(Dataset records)
____
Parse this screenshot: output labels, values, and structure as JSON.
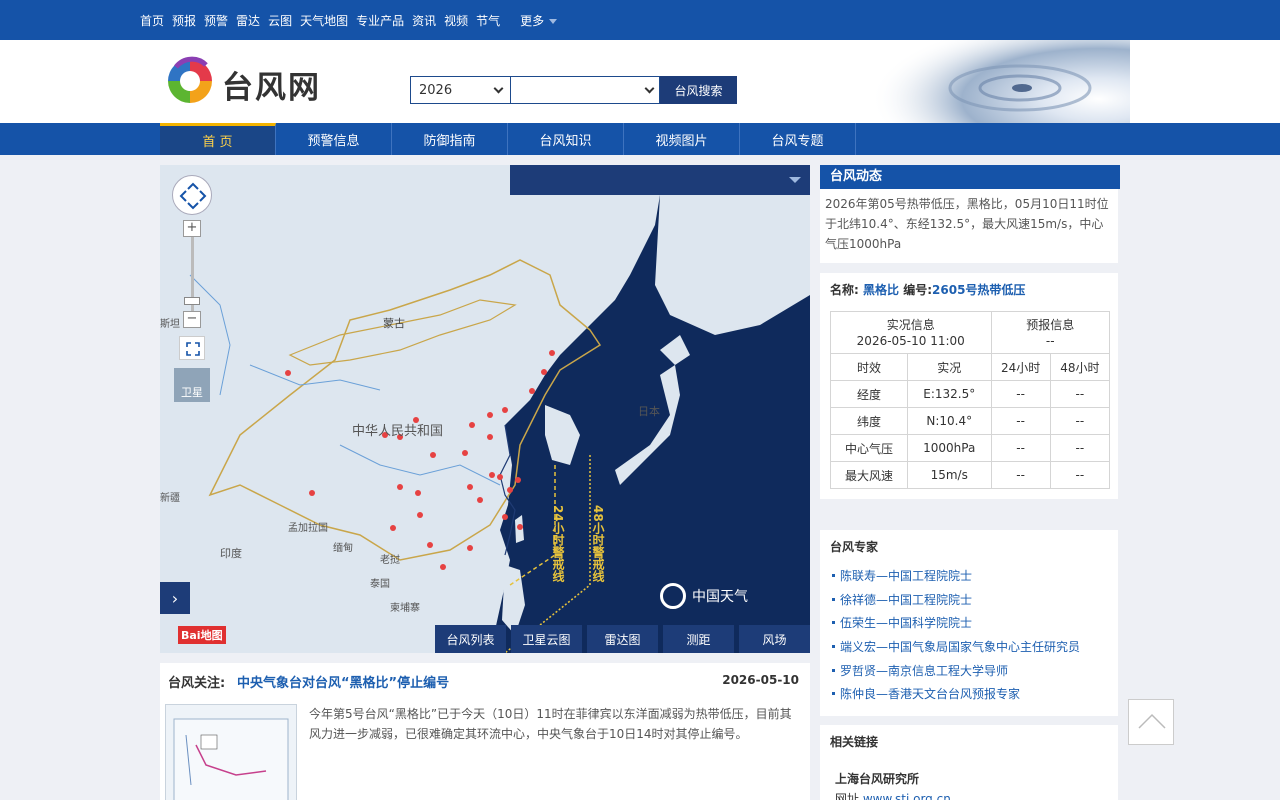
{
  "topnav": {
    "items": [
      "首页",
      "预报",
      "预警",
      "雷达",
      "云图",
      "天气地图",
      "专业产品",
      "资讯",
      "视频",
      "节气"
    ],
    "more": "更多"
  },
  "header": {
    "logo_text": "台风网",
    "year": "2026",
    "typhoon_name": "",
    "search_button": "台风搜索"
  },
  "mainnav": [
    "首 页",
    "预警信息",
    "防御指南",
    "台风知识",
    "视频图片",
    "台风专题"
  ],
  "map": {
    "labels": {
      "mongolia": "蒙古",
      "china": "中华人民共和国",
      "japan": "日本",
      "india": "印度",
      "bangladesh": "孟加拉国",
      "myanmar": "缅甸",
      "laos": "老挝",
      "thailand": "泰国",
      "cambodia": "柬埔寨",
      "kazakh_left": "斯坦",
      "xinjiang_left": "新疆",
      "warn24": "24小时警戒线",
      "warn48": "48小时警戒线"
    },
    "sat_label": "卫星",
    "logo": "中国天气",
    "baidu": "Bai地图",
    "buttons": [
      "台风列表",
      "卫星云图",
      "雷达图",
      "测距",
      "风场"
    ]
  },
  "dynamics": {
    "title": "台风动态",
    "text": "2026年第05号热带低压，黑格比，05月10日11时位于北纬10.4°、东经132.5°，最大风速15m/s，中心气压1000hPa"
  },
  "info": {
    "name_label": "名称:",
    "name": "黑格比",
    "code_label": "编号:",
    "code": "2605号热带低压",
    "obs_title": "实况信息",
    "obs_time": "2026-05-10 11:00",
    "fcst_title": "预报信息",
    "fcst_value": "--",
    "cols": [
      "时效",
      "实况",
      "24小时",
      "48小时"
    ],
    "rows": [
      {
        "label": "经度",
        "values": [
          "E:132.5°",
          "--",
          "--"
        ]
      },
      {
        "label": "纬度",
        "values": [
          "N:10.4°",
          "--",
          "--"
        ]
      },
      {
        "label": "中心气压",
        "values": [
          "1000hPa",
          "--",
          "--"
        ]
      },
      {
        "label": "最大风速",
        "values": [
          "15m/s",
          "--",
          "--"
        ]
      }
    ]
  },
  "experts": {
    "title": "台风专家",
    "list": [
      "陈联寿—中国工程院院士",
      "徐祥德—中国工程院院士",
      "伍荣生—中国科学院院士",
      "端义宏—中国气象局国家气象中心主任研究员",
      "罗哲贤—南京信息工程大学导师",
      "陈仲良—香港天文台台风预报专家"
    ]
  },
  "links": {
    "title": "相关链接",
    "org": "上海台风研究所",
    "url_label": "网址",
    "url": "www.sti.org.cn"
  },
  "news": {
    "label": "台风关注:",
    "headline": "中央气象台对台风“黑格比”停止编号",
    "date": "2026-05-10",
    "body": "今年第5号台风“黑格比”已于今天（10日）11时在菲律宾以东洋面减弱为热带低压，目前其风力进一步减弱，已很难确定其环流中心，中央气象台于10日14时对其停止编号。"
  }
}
____
## [Set exercise]
The records above should be reproduced exactly, with no pictures included.

## [The output]
Parse this screenshot: output labels, values, and structure as JSON.
{
  "topnav": {
    "items": [
      "首页",
      "预报",
      "预警",
      "雷达",
      "云图",
      "天气地图",
      "专业产品",
      "资讯",
      "视频",
      "节气"
    ],
    "more": "更多"
  },
  "header": {
    "logo_text": "台风网",
    "year": "2026",
    "typhoon_name": "",
    "search_button": "台风搜索"
  },
  "mainnav": [
    "首 页",
    "预警信息",
    "防御指南",
    "台风知识",
    "视频图片",
    "台风专题"
  ],
  "map": {
    "labels": {
      "mongolia": "蒙古",
      "china": "中华人民共和国",
      "japan": "日本",
      "india": "印度",
      "bangladesh": "孟加拉国",
      "myanmar": "缅甸",
      "laos": "老挝",
      "thailand": "泰国",
      "cambodia": "柬埔寨",
      "kazakh_left": "斯坦",
      "xinjiang_left": "新疆",
      "warn24": "24小时警戒线",
      "warn48": "48小时警戒线"
    },
    "sat_label": "卫星",
    "logo": "中国天气",
    "baidu": "Bai地图",
    "buttons": [
      "台风列表",
      "卫星云图",
      "雷达图",
      "测距",
      "风场"
    ]
  },
  "dynamics": {
    "title": "台风动态",
    "text": "2026年第05号热带低压，黑格比，05月10日11时位于北纬10.4°、东经132.5°，最大风速15m/s，中心气压1000hPa"
  },
  "info": {
    "name_label": "名称:",
    "name": "黑格比",
    "code_label": "编号:",
    "code": "2605号热带低压",
    "obs_title": "实况信息",
    "obs_time": "2026-05-10 11:00",
    "fcst_title": "预报信息",
    "fcst_value": "--",
    "cols": [
      "时效",
      "实况",
      "24小时",
      "48小时"
    ],
    "rows": [
      {
        "label": "经度",
        "values": [
          "E:132.5°",
          "--",
          "--"
        ]
      },
      {
        "label": "纬度",
        "values": [
          "N:10.4°",
          "--",
          "--"
        ]
      },
      {
        "label": "中心气压",
        "values": [
          "1000hPa",
          "--",
          "--"
        ]
      },
      {
        "label": "最大风速",
        "values": [
          "15m/s",
          "--",
          "--"
        ]
      }
    ]
  },
  "experts": {
    "title": "台风专家",
    "list": [
      "陈联寿—中国工程院院士",
      "徐祥德—中国工程院院士",
      "伍荣生—中国科学院院士",
      "端义宏—中国气象局国家气象中心主任研究员",
      "罗哲贤—南京信息工程大学导师",
      "陈仲良—香港天文台台风预报专家"
    ]
  },
  "links": {
    "title": "相关链接",
    "org": "上海台风研究所",
    "url_label": "网址",
    "url": "www.sti.org.cn"
  },
  "news": {
    "label": "台风关注:",
    "headline": "中央气象台对台风“黑格比”停止编号",
    "date": "2026-05-10",
    "body": "今年第5号台风“黑格比”已于今天（10日）11时在菲律宾以东洋面减弱为热带低压，目前其风力进一步减弱，已很难确定其环流中心，中央气象台于10日14时对其停止编号。"
  }
}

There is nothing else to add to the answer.